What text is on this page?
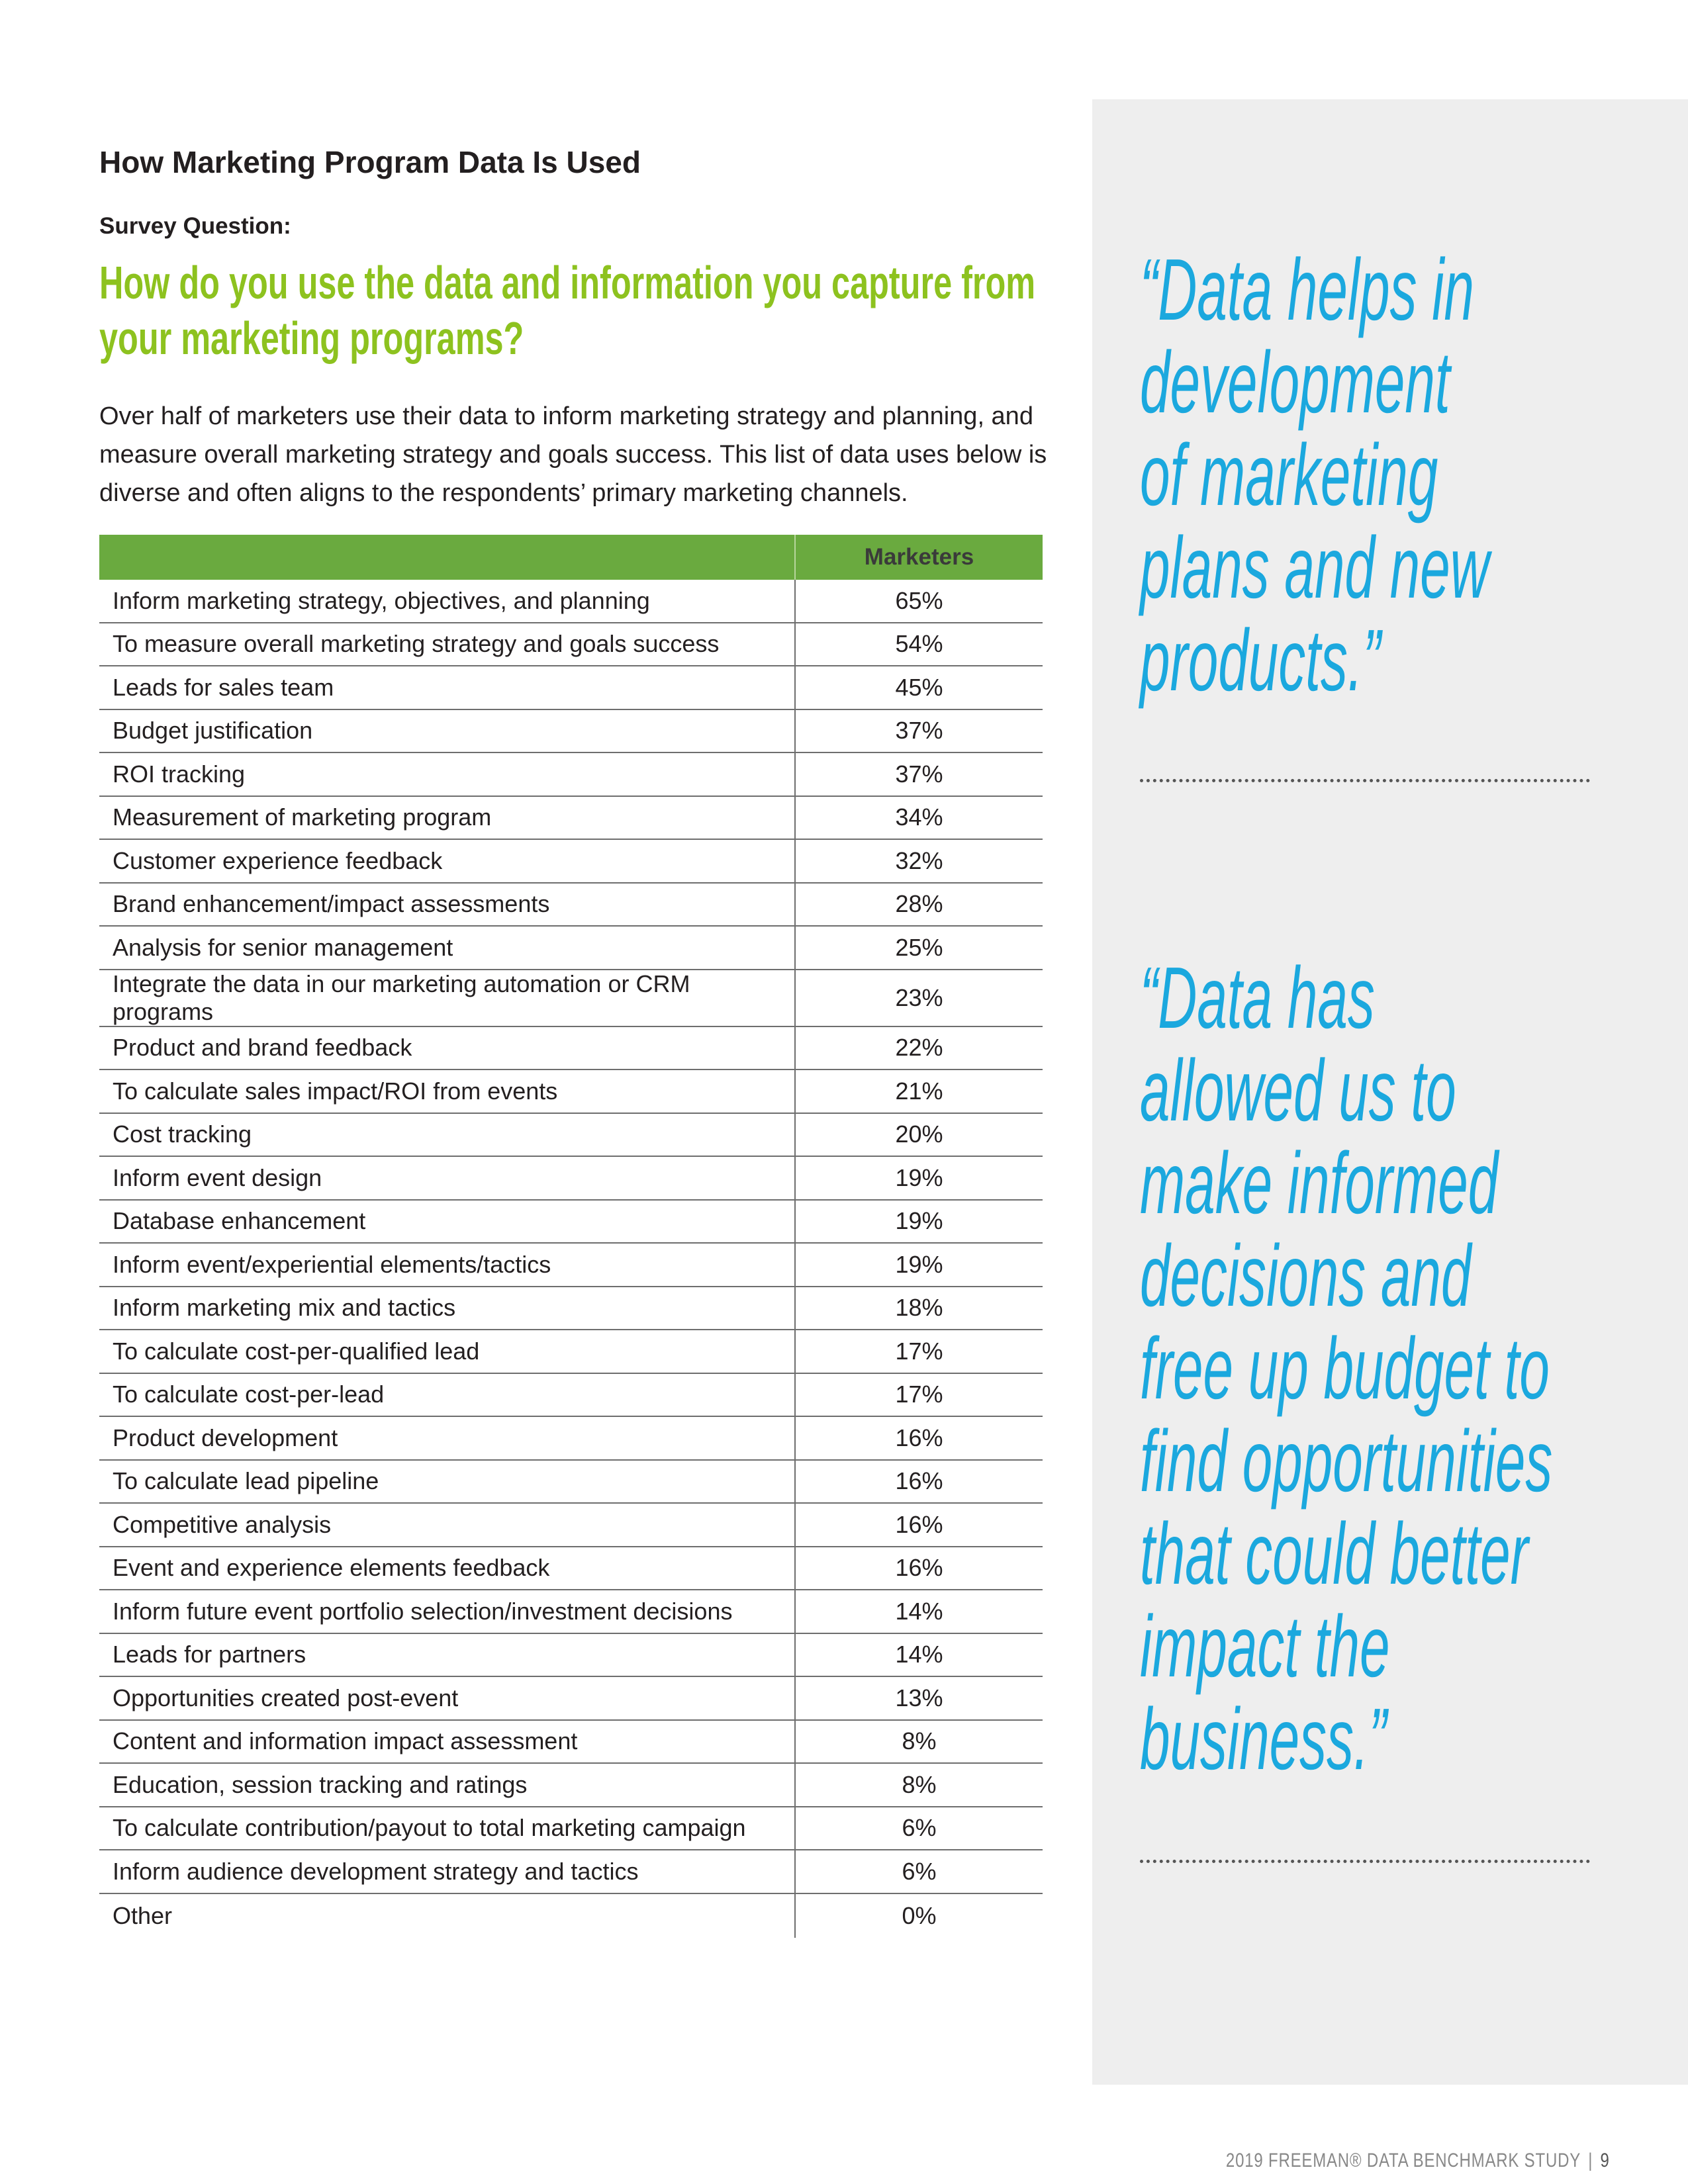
How Marketing Program Data Is Used

Survey Question:

How do you use the data and information you capture from your marketing programs?

Over half of marketers use their data to inform marketing strategy and planning, and measure overall marketing strategy and goals success. This list of data uses below is diverse and often aligns to the respondents’ primary marketing channels.

	Marketers
Inform marketing strategy, objectives, and planning	65%
To measure overall marketing strategy and goals success	54%
Leads for sales team	45%
Budget justification	37%
ROI tracking	37%
Measurement of marketing program	34%
Customer experience feedback	32%
Brand enhancement/impact assessments	28%
Analysis for senior management	25%
Integrate the data in our marketing automation or CRM programs	23%
Product and brand feedback	22%
To calculate sales impact/ROI from events	21%
Cost tracking	20%
Inform event design	19%
Database enhancement	19%
Inform event/experiential elements/tactics	19%
Inform marketing mix and tactics	18%
To calculate cost-per-qualified lead	17%
To calculate cost-per-lead	17%
Product development	16%
To calculate lead pipeline	16%
Competitive analysis	16%
Event and experience elements feedback	16%
Inform future event portfolio selection/investment decisions	14%
Leads for partners	14%
Opportunities created post-event	13%
Content and information impact assessment	8%
Education, session tracking and ratings	8%
To calculate contribution/payout to total marketing campaign	6%
Inform audience development strategy and tactics	6%
Other	0%
“Data helps in
development
of marketing
plans and new
products.”
“Data has
allowed us to
make informed
decisions and
free up budget to
find opportunities
that could better
impact the
business.”

2019 FREEMAN® DATA BENCHMARK STUDY | 9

• THE TASK
Copy every line of the data that holds the string "elements".

• ANSWER IN FULL
Inform event/experiential elements/tactics	19%
Event and experience elements feedback	16%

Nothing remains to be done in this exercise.